**WRITTEN TASK**
Each line containing the word "basket" must be reported.

**THE INPUT**

=====

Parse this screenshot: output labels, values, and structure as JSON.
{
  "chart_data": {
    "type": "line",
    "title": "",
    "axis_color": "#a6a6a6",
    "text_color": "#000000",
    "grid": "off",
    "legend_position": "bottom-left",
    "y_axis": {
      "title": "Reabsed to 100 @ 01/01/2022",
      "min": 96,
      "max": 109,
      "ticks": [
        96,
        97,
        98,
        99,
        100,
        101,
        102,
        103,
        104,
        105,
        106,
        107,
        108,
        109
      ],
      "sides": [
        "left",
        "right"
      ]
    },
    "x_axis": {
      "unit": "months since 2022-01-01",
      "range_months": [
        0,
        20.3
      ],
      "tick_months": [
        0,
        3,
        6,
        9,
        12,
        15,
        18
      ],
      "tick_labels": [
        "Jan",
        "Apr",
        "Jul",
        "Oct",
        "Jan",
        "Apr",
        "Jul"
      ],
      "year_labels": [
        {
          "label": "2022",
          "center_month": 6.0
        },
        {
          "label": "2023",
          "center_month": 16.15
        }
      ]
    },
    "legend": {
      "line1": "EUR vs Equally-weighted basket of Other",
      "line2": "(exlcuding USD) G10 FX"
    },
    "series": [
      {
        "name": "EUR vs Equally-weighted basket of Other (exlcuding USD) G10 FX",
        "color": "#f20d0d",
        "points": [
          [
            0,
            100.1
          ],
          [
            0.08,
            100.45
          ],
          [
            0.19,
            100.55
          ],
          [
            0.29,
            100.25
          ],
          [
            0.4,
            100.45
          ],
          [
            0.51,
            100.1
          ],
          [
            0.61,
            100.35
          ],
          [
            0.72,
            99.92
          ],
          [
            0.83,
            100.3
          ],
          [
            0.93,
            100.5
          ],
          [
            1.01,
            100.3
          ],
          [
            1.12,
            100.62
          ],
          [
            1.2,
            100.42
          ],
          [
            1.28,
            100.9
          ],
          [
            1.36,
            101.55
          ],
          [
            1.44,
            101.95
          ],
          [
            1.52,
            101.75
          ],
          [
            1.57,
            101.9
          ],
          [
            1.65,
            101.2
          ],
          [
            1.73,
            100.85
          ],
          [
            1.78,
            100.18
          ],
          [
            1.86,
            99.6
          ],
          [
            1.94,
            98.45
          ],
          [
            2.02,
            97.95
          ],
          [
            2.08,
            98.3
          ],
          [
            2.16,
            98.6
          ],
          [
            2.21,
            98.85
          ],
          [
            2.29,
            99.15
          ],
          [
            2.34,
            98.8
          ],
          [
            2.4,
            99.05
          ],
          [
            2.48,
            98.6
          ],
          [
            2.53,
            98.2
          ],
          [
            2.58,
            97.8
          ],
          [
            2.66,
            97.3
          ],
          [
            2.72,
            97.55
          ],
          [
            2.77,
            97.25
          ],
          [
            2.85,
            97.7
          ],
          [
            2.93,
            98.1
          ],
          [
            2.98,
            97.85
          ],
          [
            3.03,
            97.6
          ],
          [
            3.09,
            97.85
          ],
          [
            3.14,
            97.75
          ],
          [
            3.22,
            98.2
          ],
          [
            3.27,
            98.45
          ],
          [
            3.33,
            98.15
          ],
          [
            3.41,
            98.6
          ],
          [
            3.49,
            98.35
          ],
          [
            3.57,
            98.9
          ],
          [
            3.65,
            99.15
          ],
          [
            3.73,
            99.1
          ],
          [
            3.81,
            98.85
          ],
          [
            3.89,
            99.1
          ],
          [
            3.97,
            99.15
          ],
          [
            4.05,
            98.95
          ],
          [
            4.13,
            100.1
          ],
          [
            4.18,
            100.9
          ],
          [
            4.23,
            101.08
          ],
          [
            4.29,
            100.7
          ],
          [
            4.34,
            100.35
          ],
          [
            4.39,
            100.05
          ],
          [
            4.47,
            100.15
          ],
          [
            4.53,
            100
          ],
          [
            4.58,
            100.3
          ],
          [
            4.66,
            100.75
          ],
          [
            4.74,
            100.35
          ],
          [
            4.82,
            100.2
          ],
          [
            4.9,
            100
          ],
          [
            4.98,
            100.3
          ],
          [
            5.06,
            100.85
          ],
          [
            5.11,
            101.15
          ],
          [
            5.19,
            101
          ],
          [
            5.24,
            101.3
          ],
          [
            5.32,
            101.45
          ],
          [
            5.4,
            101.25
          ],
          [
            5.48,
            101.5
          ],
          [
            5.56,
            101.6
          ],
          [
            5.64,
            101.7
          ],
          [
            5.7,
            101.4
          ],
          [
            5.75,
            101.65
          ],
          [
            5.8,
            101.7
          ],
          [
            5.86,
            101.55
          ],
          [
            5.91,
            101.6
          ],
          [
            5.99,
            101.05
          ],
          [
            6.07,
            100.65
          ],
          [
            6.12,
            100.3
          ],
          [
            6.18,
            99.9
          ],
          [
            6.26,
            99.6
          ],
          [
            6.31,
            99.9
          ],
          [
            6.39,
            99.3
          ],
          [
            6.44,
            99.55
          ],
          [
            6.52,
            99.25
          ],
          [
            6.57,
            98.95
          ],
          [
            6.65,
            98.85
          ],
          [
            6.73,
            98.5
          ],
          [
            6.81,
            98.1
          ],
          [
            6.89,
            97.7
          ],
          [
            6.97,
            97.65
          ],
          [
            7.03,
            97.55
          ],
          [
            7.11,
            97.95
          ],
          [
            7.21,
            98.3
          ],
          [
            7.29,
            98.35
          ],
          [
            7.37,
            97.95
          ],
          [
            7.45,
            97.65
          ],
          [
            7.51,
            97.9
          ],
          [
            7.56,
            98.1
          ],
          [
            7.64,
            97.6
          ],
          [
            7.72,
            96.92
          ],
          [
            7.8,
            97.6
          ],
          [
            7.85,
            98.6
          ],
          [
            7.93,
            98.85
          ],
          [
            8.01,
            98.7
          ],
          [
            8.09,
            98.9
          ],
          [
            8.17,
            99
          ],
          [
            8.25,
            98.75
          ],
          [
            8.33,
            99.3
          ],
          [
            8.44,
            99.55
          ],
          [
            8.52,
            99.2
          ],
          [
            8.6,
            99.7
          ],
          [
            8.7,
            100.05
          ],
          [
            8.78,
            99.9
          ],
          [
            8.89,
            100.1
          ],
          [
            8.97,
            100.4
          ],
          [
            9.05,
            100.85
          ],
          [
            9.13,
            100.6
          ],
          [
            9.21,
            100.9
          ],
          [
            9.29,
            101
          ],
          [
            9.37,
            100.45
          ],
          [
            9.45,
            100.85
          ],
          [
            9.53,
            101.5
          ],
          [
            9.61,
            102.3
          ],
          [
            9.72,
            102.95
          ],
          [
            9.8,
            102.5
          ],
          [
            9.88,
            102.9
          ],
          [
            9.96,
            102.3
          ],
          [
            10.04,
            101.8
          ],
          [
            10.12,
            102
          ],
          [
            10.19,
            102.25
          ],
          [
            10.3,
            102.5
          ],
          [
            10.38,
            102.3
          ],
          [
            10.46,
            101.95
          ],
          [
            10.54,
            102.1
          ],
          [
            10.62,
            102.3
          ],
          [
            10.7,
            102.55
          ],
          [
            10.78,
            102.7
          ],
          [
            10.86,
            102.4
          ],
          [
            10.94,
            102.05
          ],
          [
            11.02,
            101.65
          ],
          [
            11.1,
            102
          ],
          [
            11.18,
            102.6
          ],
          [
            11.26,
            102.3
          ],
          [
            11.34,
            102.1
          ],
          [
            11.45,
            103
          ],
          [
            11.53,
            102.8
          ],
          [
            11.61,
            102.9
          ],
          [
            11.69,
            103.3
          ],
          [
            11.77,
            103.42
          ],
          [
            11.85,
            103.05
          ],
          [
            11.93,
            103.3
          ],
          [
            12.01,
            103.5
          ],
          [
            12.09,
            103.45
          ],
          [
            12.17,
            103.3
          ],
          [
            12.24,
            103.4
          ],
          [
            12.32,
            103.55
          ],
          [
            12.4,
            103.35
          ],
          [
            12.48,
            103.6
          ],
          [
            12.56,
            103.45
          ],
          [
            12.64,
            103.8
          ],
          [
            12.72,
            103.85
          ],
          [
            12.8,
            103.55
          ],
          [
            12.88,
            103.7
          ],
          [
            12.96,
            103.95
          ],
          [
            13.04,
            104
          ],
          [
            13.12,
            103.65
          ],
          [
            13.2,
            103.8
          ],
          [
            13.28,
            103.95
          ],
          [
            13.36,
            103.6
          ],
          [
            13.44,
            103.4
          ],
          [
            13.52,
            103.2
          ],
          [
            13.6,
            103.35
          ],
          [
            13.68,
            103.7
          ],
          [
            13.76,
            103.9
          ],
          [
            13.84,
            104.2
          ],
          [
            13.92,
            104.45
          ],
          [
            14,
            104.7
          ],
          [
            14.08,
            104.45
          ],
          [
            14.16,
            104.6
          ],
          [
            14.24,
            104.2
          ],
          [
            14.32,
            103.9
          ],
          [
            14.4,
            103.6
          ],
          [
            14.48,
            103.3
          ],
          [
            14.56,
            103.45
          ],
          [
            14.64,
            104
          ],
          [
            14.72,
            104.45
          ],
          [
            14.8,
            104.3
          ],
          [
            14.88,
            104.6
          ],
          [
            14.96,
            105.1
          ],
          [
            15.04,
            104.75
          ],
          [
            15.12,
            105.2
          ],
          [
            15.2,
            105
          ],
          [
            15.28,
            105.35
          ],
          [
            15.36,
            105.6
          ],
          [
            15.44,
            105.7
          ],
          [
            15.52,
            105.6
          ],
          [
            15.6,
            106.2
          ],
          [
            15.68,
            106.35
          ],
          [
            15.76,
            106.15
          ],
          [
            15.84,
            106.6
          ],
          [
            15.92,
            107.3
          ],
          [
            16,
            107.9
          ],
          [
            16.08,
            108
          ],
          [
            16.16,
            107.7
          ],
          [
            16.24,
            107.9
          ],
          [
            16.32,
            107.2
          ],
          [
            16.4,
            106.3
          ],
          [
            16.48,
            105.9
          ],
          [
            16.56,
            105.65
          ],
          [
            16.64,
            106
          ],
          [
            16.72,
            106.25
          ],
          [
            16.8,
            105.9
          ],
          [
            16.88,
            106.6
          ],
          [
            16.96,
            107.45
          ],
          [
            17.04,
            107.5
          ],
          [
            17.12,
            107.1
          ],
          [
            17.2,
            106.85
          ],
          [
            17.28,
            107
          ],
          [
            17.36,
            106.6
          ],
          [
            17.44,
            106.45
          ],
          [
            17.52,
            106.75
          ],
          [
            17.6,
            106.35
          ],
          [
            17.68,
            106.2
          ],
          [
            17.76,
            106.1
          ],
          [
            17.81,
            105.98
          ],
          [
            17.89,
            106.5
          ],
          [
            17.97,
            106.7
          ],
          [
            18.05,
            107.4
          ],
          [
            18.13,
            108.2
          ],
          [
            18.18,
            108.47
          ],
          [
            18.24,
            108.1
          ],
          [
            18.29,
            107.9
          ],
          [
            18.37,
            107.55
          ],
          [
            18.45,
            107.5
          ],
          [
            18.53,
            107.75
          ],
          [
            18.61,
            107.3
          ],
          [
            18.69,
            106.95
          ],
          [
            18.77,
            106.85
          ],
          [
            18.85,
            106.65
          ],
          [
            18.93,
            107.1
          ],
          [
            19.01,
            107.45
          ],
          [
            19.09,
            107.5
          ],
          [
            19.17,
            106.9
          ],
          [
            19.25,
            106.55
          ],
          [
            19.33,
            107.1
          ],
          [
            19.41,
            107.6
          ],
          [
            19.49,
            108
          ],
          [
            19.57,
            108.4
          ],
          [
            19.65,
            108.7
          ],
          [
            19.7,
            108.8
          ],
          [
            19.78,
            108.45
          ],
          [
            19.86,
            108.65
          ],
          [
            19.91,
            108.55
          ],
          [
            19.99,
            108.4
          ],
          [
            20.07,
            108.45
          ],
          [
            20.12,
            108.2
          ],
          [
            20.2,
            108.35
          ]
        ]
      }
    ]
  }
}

=====

**SOLVED PROBLEM**
      "line1": "EUR vs Equally-weighted basket of Other",
        "name": "EUR vs Equally-weighted basket of Other (exlcuding USD) G10 FX",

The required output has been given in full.